REQUIRED TASK: Copy each line of the data below exactly, leaving out pictures.

[Stored data]

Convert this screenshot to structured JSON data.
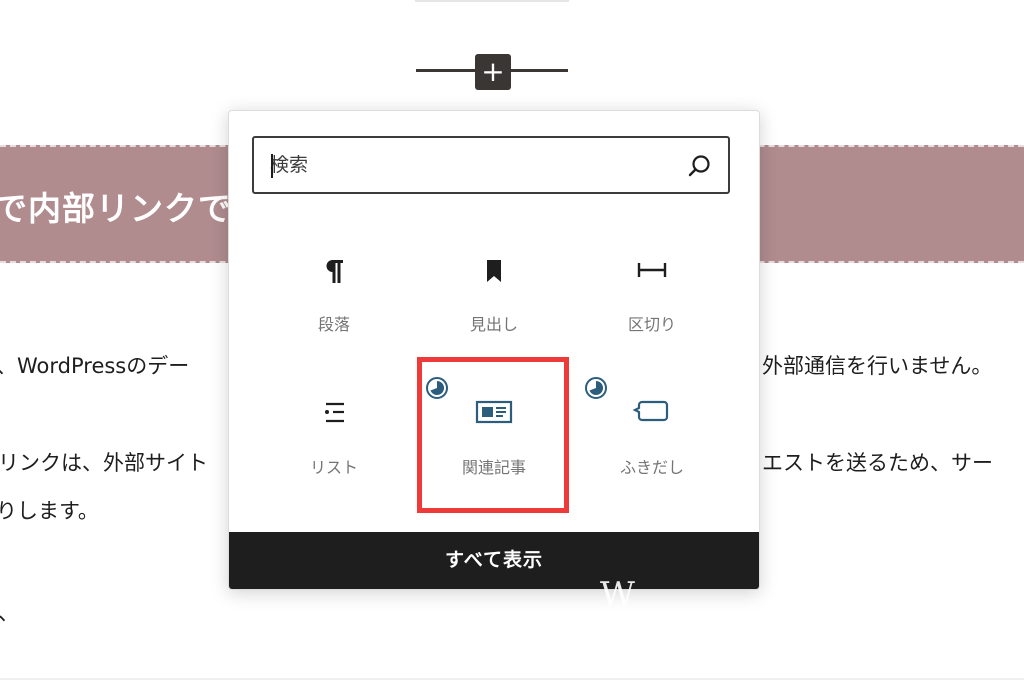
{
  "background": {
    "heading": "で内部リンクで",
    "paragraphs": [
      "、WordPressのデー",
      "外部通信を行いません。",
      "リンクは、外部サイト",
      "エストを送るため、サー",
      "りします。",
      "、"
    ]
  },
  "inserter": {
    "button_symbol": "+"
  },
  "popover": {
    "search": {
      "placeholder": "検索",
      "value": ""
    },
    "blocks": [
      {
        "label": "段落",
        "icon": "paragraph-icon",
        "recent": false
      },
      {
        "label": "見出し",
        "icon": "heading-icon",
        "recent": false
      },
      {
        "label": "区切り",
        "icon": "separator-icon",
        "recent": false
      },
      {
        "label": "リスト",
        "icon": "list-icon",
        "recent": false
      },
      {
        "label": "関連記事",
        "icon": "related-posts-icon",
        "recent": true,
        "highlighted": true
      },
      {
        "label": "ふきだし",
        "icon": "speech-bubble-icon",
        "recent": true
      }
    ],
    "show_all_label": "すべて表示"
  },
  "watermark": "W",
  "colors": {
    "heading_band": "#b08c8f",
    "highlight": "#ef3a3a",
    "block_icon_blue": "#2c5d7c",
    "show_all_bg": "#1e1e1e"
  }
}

SOLVED EXERCISE:
Convert this screenshot to structured JSON data.
{
  "background": {
    "heading": "で内部リンクで",
    "paragraphs": [
      "、WordPressのデー",
      "外部通信を行いません。",
      "リンクは、外部サイト",
      "エストを送るため、サー",
      "りします。",
      "、"
    ]
  },
  "inserter": {
    "button_symbol": "+"
  },
  "popover": {
    "search": {
      "placeholder": "検索",
      "value": ""
    },
    "blocks": [
      {
        "label": "段落",
        "icon": "paragraph-icon",
        "recent": false
      },
      {
        "label": "見出し",
        "icon": "heading-icon",
        "recent": false
      },
      {
        "label": "区切り",
        "icon": "separator-icon",
        "recent": false
      },
      {
        "label": "リスト",
        "icon": "list-icon",
        "recent": false
      },
      {
        "label": "関連記事",
        "icon": "related-posts-icon",
        "recent": true,
        "highlighted": true
      },
      {
        "label": "ふきだし",
        "icon": "speech-bubble-icon",
        "recent": true
      }
    ],
    "show_all_label": "すべて表示"
  },
  "watermark": "W",
  "colors": {
    "heading_band": "#b08c8f",
    "highlight": "#ef3a3a",
    "block_icon_blue": "#2c5d7c",
    "show_all_bg": "#1e1e1e"
  }
}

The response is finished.